■ Exercise instructions
Images are excluded; otherwise, output every record exactly.
┌────────
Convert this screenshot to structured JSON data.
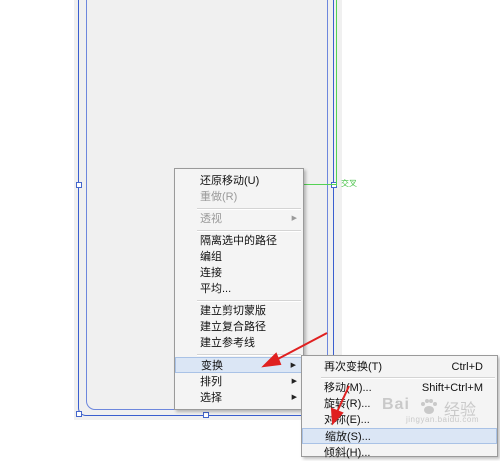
{
  "canvas": {
    "guide_label": "交叉"
  },
  "context_menu": {
    "items": [
      {
        "label": "还原移动(U)",
        "enabled": true
      },
      {
        "label": "重做(R)",
        "enabled": false
      },
      {
        "label": "透视",
        "enabled": false,
        "submenu": true
      },
      {
        "label": "隔离选中的路径",
        "enabled": true
      },
      {
        "label": "编组",
        "enabled": true
      },
      {
        "label": "连接",
        "enabled": true
      },
      {
        "label": "平均...",
        "enabled": true
      },
      {
        "label": "建立剪切蒙版",
        "enabled": true
      },
      {
        "label": "建立复合路径",
        "enabled": true
      },
      {
        "label": "建立参考线",
        "enabled": true
      },
      {
        "label": "变换",
        "enabled": true,
        "submenu": true,
        "highlighted": true
      },
      {
        "label": "排列",
        "enabled": true,
        "submenu": true
      },
      {
        "label": "选择",
        "enabled": true,
        "submenu": true
      }
    ]
  },
  "submenu": {
    "items": [
      {
        "label": "再次变换(T)",
        "shortcut": "Ctrl+D"
      },
      {
        "label": "移动(M)...",
        "shortcut": "Shift+Ctrl+M"
      },
      {
        "label": "旋转(R)...",
        "shortcut": ""
      },
      {
        "label": "对称(E)...",
        "shortcut": ""
      },
      {
        "label": "缩放(S)...",
        "shortcut": "",
        "highlighted": true
      },
      {
        "label": "倾斜(H)...",
        "shortcut": ""
      }
    ]
  },
  "watermark": {
    "logo": "Bai",
    "text": "经验",
    "url": "jingyan.baidu.com"
  },
  "colors": {
    "annotation_arrow": "#e02020",
    "guide": "#54d254",
    "selection": "#3a5fcf",
    "menu_highlight": "#dbe6f5"
  }
}
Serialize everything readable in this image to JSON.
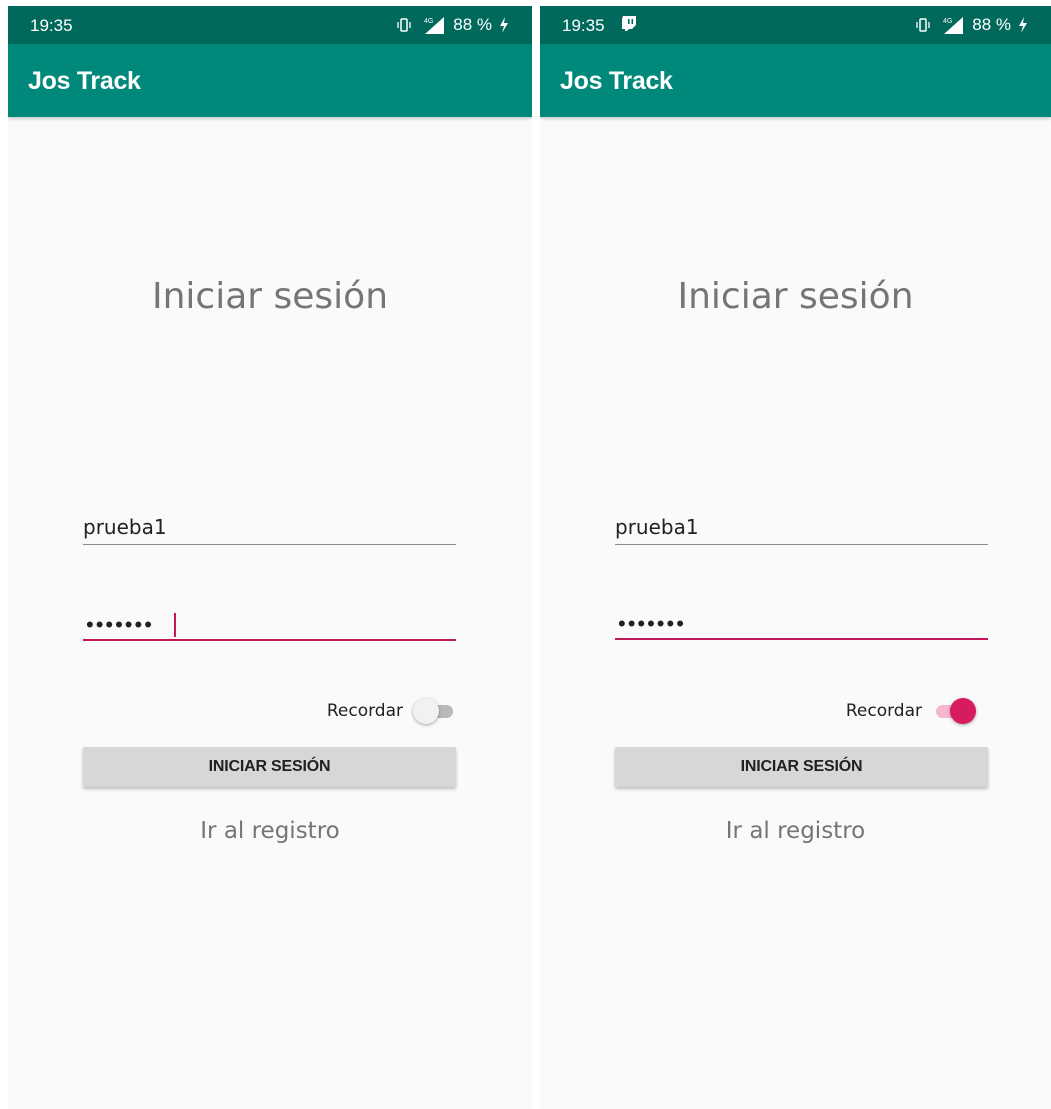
{
  "colors": {
    "status_bar": "#00695c",
    "app_bar": "#00897b",
    "accent": "#d81b60",
    "background": "#fafafa",
    "button": "#d6d7d7"
  },
  "screens": [
    {
      "status": {
        "time": "19:35",
        "network": "4G",
        "battery": "88 %",
        "icons": [
          "vibrate-icon",
          "signal-icon",
          "charging-icon"
        ]
      },
      "app_title": "Jos Track",
      "heading": "Iniciar sesión",
      "username_value": "prueba1",
      "password_dots": "•••••••",
      "password_focused": true,
      "remember_label": "Recordar",
      "remember_on": false,
      "login_button": "INICIAR SESIÓN",
      "register_link": "Ir al registro"
    },
    {
      "status": {
        "time": "19:35",
        "network": "4G",
        "battery": "88 %",
        "notification_icon": "twitch-icon",
        "icons": [
          "vibrate-icon",
          "signal-icon",
          "charging-icon"
        ]
      },
      "app_title": "Jos Track",
      "heading": "Iniciar sesión",
      "username_value": "prueba1",
      "password_dots": "•••••••",
      "password_focused": false,
      "remember_label": "Recordar",
      "remember_on": true,
      "login_button": "INICIAR SESIÓN",
      "register_link": "Ir al registro"
    }
  ]
}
└────────
■ Completed exercise
Convert this screenshot to structured JSON data.
{
  "canvas": {
    "guide_label": "交叉"
  },
  "context_menu": {
    "items": [
      {
        "label": "还原移动(U)",
        "enabled": true
      },
      {
        "label": "重做(R)",
        "enabled": false
      },
      {
        "label": "透视",
        "enabled": false,
        "submenu": true
      },
      {
        "label": "隔离选中的路径",
        "enabled": true
      },
      {
        "label": "编组",
        "enabled": true
      },
      {
        "label": "连接",
        "enabled": true
      },
      {
        "label": "平均...",
        "enabled": true
      },
      {
        "label": "建立剪切蒙版",
        "enabled": true
      },
      {
        "label": "建立复合路径",
        "enabled": true
      },
      {
        "label": "建立参考线",
        "enabled": true
      },
      {
        "label": "变换",
        "enabled": true,
        "submenu": true,
        "highlighted": true
      },
      {
        "label": "排列",
        "enabled": true,
        "submenu": true
      },
      {
        "label": "选择",
        "enabled": true,
        "submenu": true
      }
    ]
  },
  "submenu": {
    "items": [
      {
        "label": "再次变换(T)",
        "shortcut": "Ctrl+D"
      },
      {
        "label": "移动(M)...",
        "shortcut": "Shift+Ctrl+M"
      },
      {
        "label": "旋转(R)...",
        "shortcut": ""
      },
      {
        "label": "对称(E)...",
        "shortcut": ""
      },
      {
        "label": "缩放(S)...",
        "shortcut": "",
        "highlighted": true
      },
      {
        "label": "倾斜(H)...",
        "shortcut": ""
      }
    ]
  },
  "watermark": {
    "logo": "Bai",
    "text": "经验",
    "url": "jingyan.baidu.com"
  },
  "colors": {
    "annotation_arrow": "#e02020",
    "guide": "#54d254",
    "selection": "#3a5fcf",
    "menu_highlight": "#dbe6f5"
  }
}
Serialize everything readable in this image to JSON.
{
  "colors": {
    "status_bar": "#00695c",
    "app_bar": "#00897b",
    "accent": "#d81b60",
    "background": "#fafafa",
    "button": "#d6d7d7"
  },
  "screens": [
    {
      "status": {
        "time": "19:35",
        "network": "4G",
        "battery": "88 %",
        "icons": [
          "vibrate-icon",
          "signal-icon",
          "charging-icon"
        ]
      },
      "app_title": "Jos Track",
      "heading": "Iniciar sesión",
      "username_value": "prueba1",
      "password_dots": "•••••••",
      "password_focused": true,
      "remember_label": "Recordar",
      "remember_on": false,
      "login_button": "INICIAR SESIÓN",
      "register_link": "Ir al registro"
    },
    {
      "status": {
        "time": "19:35",
        "network": "4G",
        "battery": "88 %",
        "notification_icon": "twitch-icon",
        "icons": [
          "vibrate-icon",
          "signal-icon",
          "charging-icon"
        ]
      },
      "app_title": "Jos Track",
      "heading": "Iniciar sesión",
      "username_value": "prueba1",
      "password_dots": "•••••••",
      "password_focused": false,
      "remember_label": "Recordar",
      "remember_on": true,
      "login_button": "INICIAR SESIÓN",
      "register_link": "Ir al registro"
    }
  ]
}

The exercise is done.